====== Working data ======
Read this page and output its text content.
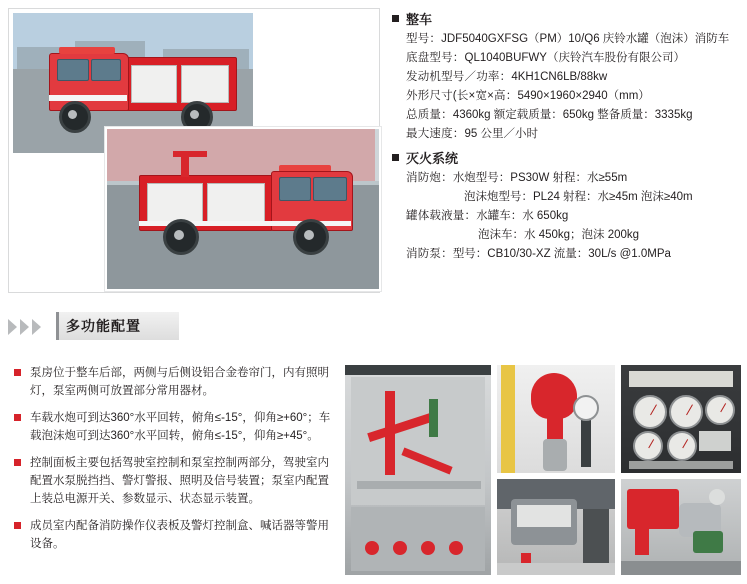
整车
型号： JDF5040GXFSG（PM）10/Q6 庆铃水罐（泡沫）消防车
底盘型号： QL1040BUFWY（庆铃汽车股份有限公司）
发动机型号／功率： 4KH1CN6LB/88kw
外形尺寸(长×宽×高： 5490×1960×2940（mm）
总质量： 4360kg 额定载质量：650kg 整备质量：3335kg
最大速度： 95 公里／小时
灭火系统
消防炮： 水炮型号：PS30W 射程：水≥55m
泡沫炮型号：PL24 射程：水≥45m 泡沫≥40m
罐体载液量： 水罐车：水 650kg
泡沫车：水 450kg；泡沫 200kg
消防泵： 型号：CB10/30-XZ 流量：30L/s @1.0MPa
多功能配置
泵房位于整车后部，两侧与后侧设铝合金卷帘门，内有照明灯，泵室两侧可放置部分常用器材。
车载水炮可到达360°水平回转，俯角≤-15°，仰角≥+60°；车载泡沫炮可到达360°水平回转，俯角≤-15°，仰角≥+45°。
控制面板主要包括驾驶室控制和泵室控制两部分，驾驶室内配置水泵脱挡挡、警灯警报、照明及信号装置；泵室内配置上装总电源开关、参数显示、状态显示装置。
成员室内配备消防操作仪表板及警灯控制盒、喊话器等警用设备。
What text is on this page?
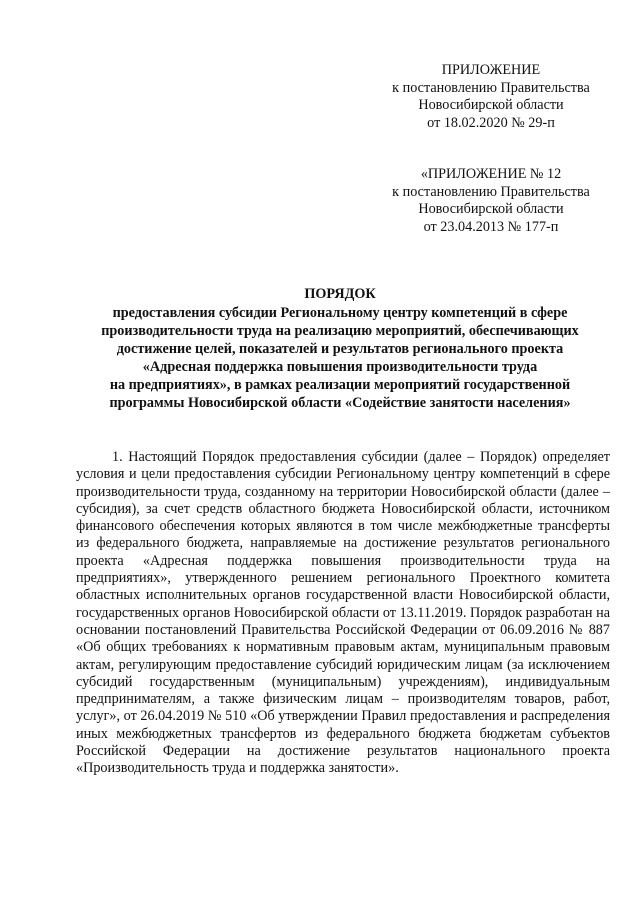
ПРИЛОЖЕНИЕ
к постановлению Правительства
Новосибирской области
от 18.02.2020 № 29-п
«ПРИЛОЖЕНИЕ № 12
к постановлению Правительства
Новосибирской области
от 23.04.2013 № 177-п
ПОРЯДОК
предоставления субсидии Региональному центру компетенций в сфере
производительности труда на реализацию мероприятий, обеспечивающих
достижение целей, показателей и результатов регионального проекта
«Адресная поддержка повышения производительности труда
на предприятиях», в рамках реализации мероприятий государственной
программы Новосибирской области «Содействие занятости населения»

1. Настоящий Порядок предоставления субсидии (далее – Порядок) определяет условия и цели предоставления субсидии Региональному центру компетенций в сфере производительности труда, созданному на территории Новосибирской области (далее – субсидия), за счет средств областного бюджета Новосибирской области, источником финансового обеспечения которых являются в том числе межбюджетные трансферты из федерального бюджета, направляемые на достижение результатов регионального проекта «Адресная поддержка повышения производительности труда на предприятиях», утвержденного решением регионального Проектного комитета областных исполнительных органов государственной власти Новосибирской области, государственных органов Новосибирской области от 13.11.2019. Порядок разработан на основании постановлений Правительства Российской Федерации от 06.09.2016 № 887 «Об общих требованиях к нормативным правовым актам, муниципальным правовым актам, регулирующим предоставление субсидий юридическим лицам (за исключением субсидий государственным (муниципальным) учреждениям), индивидуальным предпринимателям, а также физическим лицам – производителям товаров, работ, услуг», от 26.04.2019 № 510 «Об утверждении Правил предоставления и распределения иных межбюджетных трансфертов из федерального бюджета бюджетам субъектов Российской Федерации на достижение результатов национального проекта «Производительность труда и поддержка занятости».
======
Work required → Make an exact copy of all the material, but keep the pictures out of it.

Reply to the exercise →
Read this page and output its text content.
整车
型号： JDF5040GXFSG（PM）10/Q6 庆铃水罐（泡沫）消防车
底盘型号： QL1040BUFWY（庆铃汽车股份有限公司）
发动机型号／功率： 4KH1CN6LB/88kw
外形尺寸(长×宽×高： 5490×1960×2940（mm）
总质量： 4360kg 额定载质量：650kg 整备质量：3335kg
最大速度： 95 公里／小时
灭火系统
消防炮： 水炮型号：PS30W 射程：水≥55m
泡沫炮型号：PL24 射程：水≥45m 泡沫≥40m
罐体载液量： 水罐车：水 650kg
泡沫车：水 450kg；泡沫 200kg
消防泵： 型号：CB10/30-XZ 流量：30L/s @1.0MPa
多功能配置
泵房位于整车后部，两侧与后侧设铝合金卷帘门，内有照明灯，泵室两侧可放置部分常用器材。
车载水炮可到达360°水平回转，俯角≤-15°，仰角≥+60°；车载泡沫炮可到达360°水平回转，俯角≤-15°，仰角≥+45°。
控制面板主要包括驾驶室控制和泵室控制两部分，驾驶室内配置水泵脱挡挡、警灯警报、照明及信号装置；泵室内配置上装总电源开关、参数显示、状态显示装置。
成员室内配备消防操作仪表板及警灯控制盒、喊话器等警用设备。
What text is on this page?
ПРИЛОЖЕНИЕ
к постановлению Правительства
Новосибирской области
от 18.02.2020 № 29-п
«ПРИЛОЖЕНИЕ № 12
к постановлению Правительства
Новосибирской области
от 23.04.2013 № 177-п
ПОРЯДОК
предоставления субсидии Региональному центру компетенций в сфере
производительности труда на реализацию мероприятий, обеспечивающих
достижение целей, показателей и результатов регионального проекта
«Адресная поддержка повышения производительности труда
на предприятиях», в рамках реализации мероприятий государственной
программы Новосибирской области «Содействие занятости населения»

1. Настоящий Порядок предоставления субсидии (далее – Порядок) определяет условия и цели предоставления субсидии Региональному центру компетенций в сфере производительности труда, созданному на территории Новосибирской области (далее – субсидия), за счет средств областного бюджета Новосибирской области, источником финансового обеспечения которых являются в том числе межбюджетные трансферты из федерального бюджета, направляемые на достижение результатов регионального проекта «Адресная поддержка повышения производительности труда на предприятиях», утвержденного решением регионального Проектного комитета областных исполнительных органов государственной власти Новосибирской области, государственных органов Новосибирской области от 13.11.2019. Порядок разработан на основании постановлений Правительства Российской Федерации от 06.09.2016 № 887 «Об общих требованиях к нормативным правовым актам, муниципальным правовым актам, регулирующим предоставление субсидий юридическим лицам (за исключением субсидий государственным (муниципальным) учреждениям), индивидуальным предпринимателям, а также физическим лицам – производителям товаров, работ, услуг», от 26.04.2019 № 510 «Об утверждении Правил предоставления и распределения иных межбюджетных трансфертов из федерального бюджета бюджетам субъектов Российской Федерации на достижение результатов национального проекта «Производительность труда и поддержка занятости».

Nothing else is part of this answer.